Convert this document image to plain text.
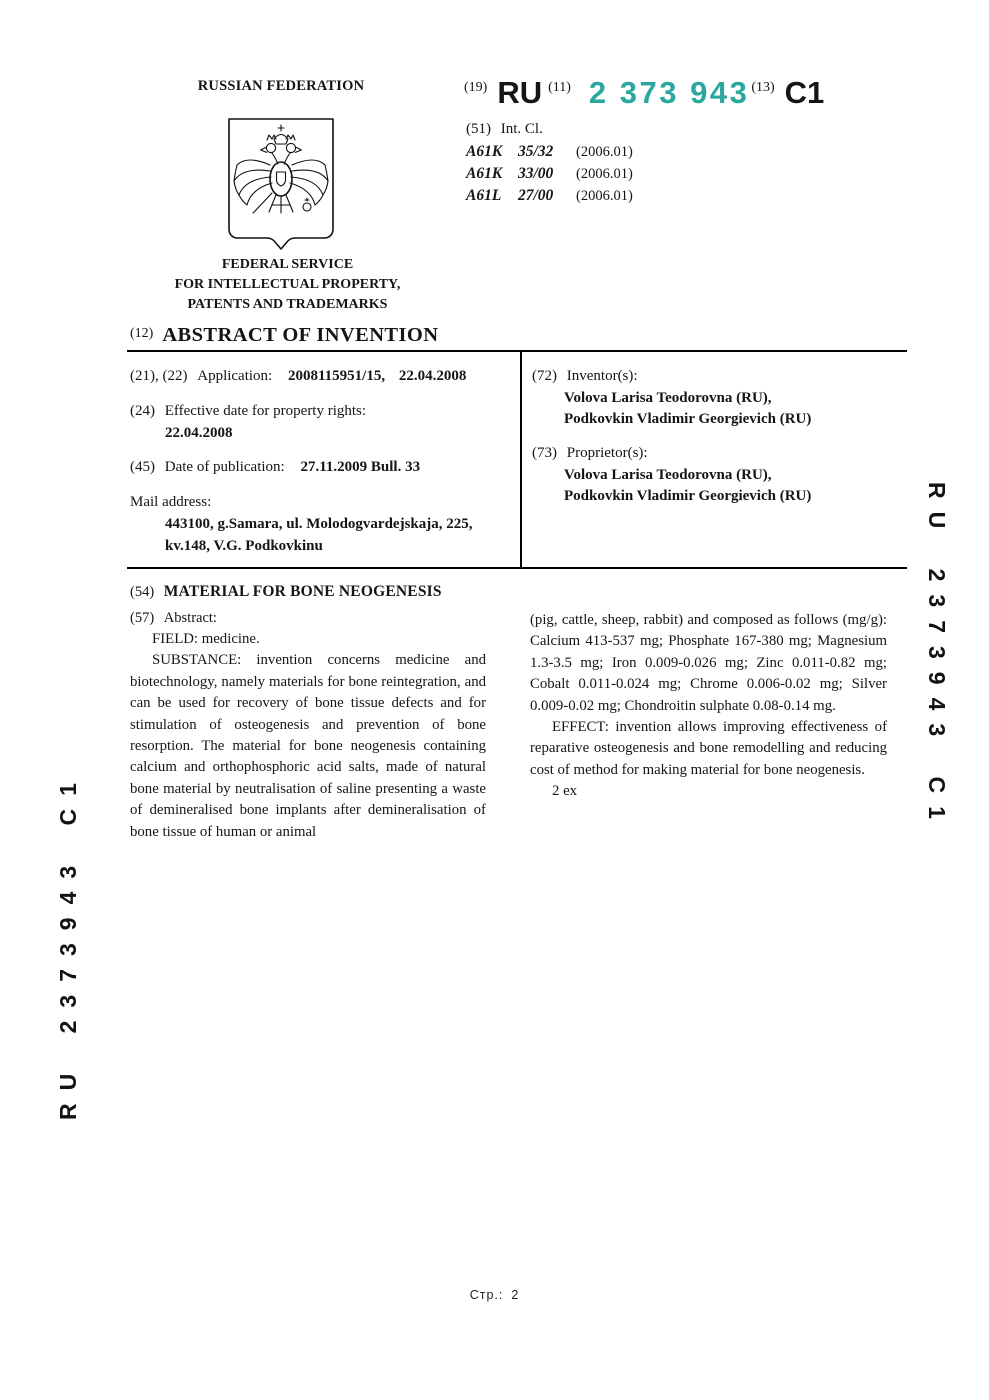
RUSSIAN FEDERATION
FEDERAL SERVICE
FOR INTELLECTUAL PROPERTY,
PATENTS AND TRADEMARKS
(19) RU (11) 2 373 943 (13) C1
(51) Int. Cl.
A61K 35/32 (2006.01)
A61K 33/00 (2006.01)
A61L 27/00 (2006.01)
(12) ABSTRACT OF INVENTION
(21), (22) Application: 2008115951/15, 22.04.2008
(24) Effective date for property rights:
22.04.2008
(45) Date of publication: 27.11.2009 Bull. 33
Mail address:
443100, g.Samara, ul. Molodogvardejskaja, 225,
kv.148, V.G. Podkovkinu
(72) Inventor(s):
Volova Larisa Teodorovna (RU),
Podkovkin Vladimir Georgievich (RU)
(73) Proprietor(s):
Volova Larisa Teodorovna (RU),
Podkovkin Vladimir Georgievich (RU)
(54) MATERIAL FOR BONE NEOGENESIS
(57) Abstract:

FIELD: medicine.

SUBSTANCE: invention concerns medicine and biotechnology, namely materials for bone reintegration, and can be used for recovery of bone tissue defects and for stimulation of osteogenesis and prevention of bone resorption. The material for bone neogenesis containing calcium and orthophosphoric acid salts, made of natural bone material by neutralisation of saline presenting a waste of demineralised bone implants after demineralisation of bone tissue of human or animal

(pig, cattle, sheep, rabbit) and composed as follows (mg/g): Calcium 413-537 mg; Phosphate 167-380 mg; Magnesium 1.3-3.5 mg; Iron 0.009-0.026 mg; Zinc 0.011-0.82 mg; Cobalt 0.011-0.024 mg; Chrome 0.006-0.02 mg; Silver 0.009-0.02 mg; Chondroitin sulphate 0.08-0.14 mg.

EFFECT: invention allows improving effectiveness of reparative osteogenesis and bone remodelling and reducing cost of method for making material for bone neogenesis.

2 ex

RU 2373943 C1
RU 2373943 C1
Стр.: 2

—————

What the task requires: Omitting all images, print the listing exactly.

Output:
Convert this document image to plain text.
RUSSIAN FEDERATION
FEDERAL SERVICE
FOR INTELLECTUAL PROPERTY,
PATENTS AND TRADEMARKS
(19) RU (11) 2 373 943 (13) C1
(51) Int. Cl.
A61K 35/32 (2006.01)
A61K 33/00 (2006.01)
A61L 27/00 (2006.01)
(12) ABSTRACT OF INVENTION
(21), (22) Application: 2008115951/15, 22.04.2008
(24) Effective date for property rights:
22.04.2008
(45) Date of publication: 27.11.2009 Bull. 33
Mail address:
443100, g.Samara, ul. Molodogvardejskaja, 225,
kv.148, V.G. Podkovkinu
(72) Inventor(s):
Volova Larisa Teodorovna (RU),
Podkovkin Vladimir Georgievich (RU)
(73) Proprietor(s):
Volova Larisa Teodorovna (RU),
Podkovkin Vladimir Georgievich (RU)
(54) MATERIAL FOR BONE NEOGENESIS
(57) Abstract:

FIELD: medicine.

SUBSTANCE: invention concerns medicine and biotechnology, namely materials for bone reintegration, and can be used for recovery of bone tissue defects and for stimulation of osteogenesis and prevention of bone resorption. The material for bone neogenesis containing calcium and orthophosphoric acid salts, made of natural bone material by neutralisation of saline presenting a waste of demineralised bone implants after demineralisation of bone tissue of human or animal

(pig, cattle, sheep, rabbit) and composed as follows (mg/g): Calcium 413-537 mg; Phosphate 167-380 mg; Magnesium 1.3-3.5 mg; Iron 0.009-0.026 mg; Zinc 0.011-0.82 mg; Cobalt 0.011-0.024 mg; Chrome 0.006-0.02 mg; Silver 0.009-0.02 mg; Chondroitin sulphate 0.08-0.14 mg.

EFFECT: invention allows improving effectiveness of reparative osteogenesis and bone remodelling and reducing cost of method for making material for bone neogenesis.

2 ex

RU 2373943 C1
RU 2373943 C1
Стр.: 2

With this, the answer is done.